Task requirements -
Every line below should be copied exactly; drop the pictures.

[Stored records]
####
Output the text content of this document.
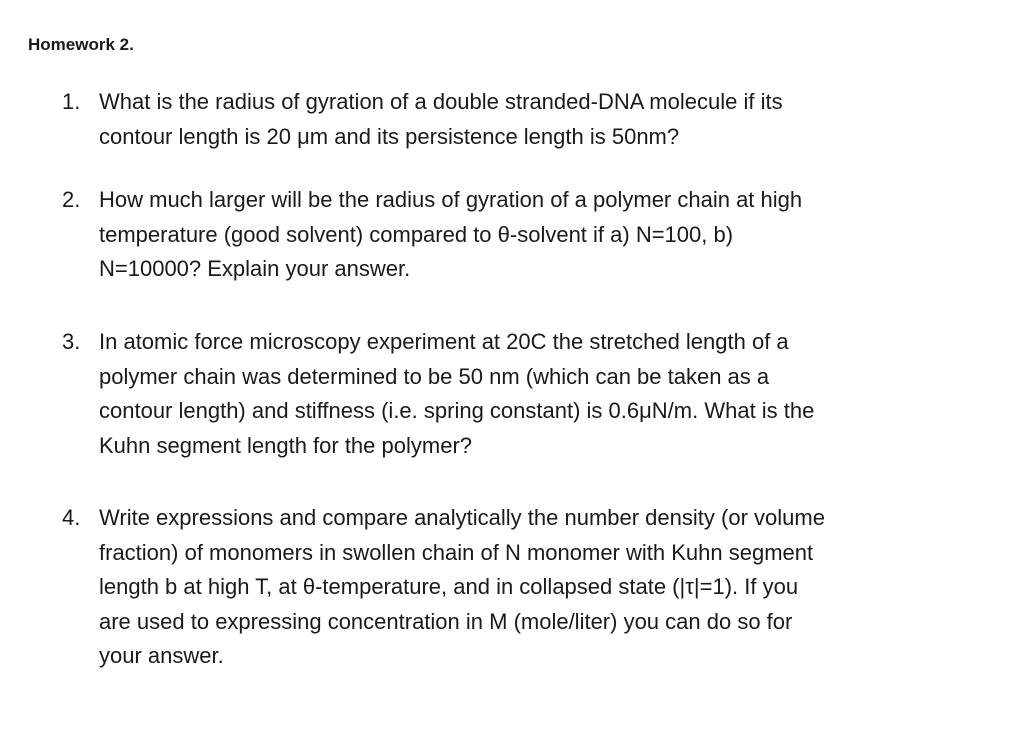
Homework 2.
1. What is the radius of gyration of a double stranded-DNA molecule if its
contour length is 20 μm and its persistence length is 50nm?
2. How much larger will be the radius of gyration of a polymer chain at high
temperature (good solvent) compared to θ-solvent if a) N=100, b)
N=10000? Explain your answer.
3. In atomic force microscopy experiment at 20C the stretched length of a
polymer chain was determined to be 50 nm (which can be taken as a
contour length) and stiffness (i.e. spring constant) is 0.6μN/m. What is the
Kuhn segment length for the polymer?
4. Write expressions and compare analytically the number density (or volume
fraction) of monomers in swollen chain of N monomer with Kuhn segment
length b at high T, at θ-temperature, and in collapsed state (|τ|=1). If you
are used to expressing concentration in M (mole/liter) you can do so for
your answer.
####
Output for this task -
Output the text content of this document.
Homework 2.
1. What is the radius of gyration of a double stranded-DNA molecule if its
contour length is 20 μm and its persistence length is 50nm?
2. How much larger will be the radius of gyration of a polymer chain at high
temperature (good solvent) compared to θ-solvent if a) N=100, b)
N=10000? Explain your answer.
3. In atomic force microscopy experiment at 20C the stretched length of a
polymer chain was determined to be 50 nm (which can be taken as a
contour length) and stiffness (i.e. spring constant) is 0.6μN/m. What is the
Kuhn segment length for the polymer?
4. Write expressions and compare analytically the number density (or volume
fraction) of monomers in swollen chain of N monomer with Kuhn segment
length b at high T, at θ-temperature, and in collapsed state (|τ|=1). If you
are used to expressing concentration in M (mole/liter) you can do so for
your answer.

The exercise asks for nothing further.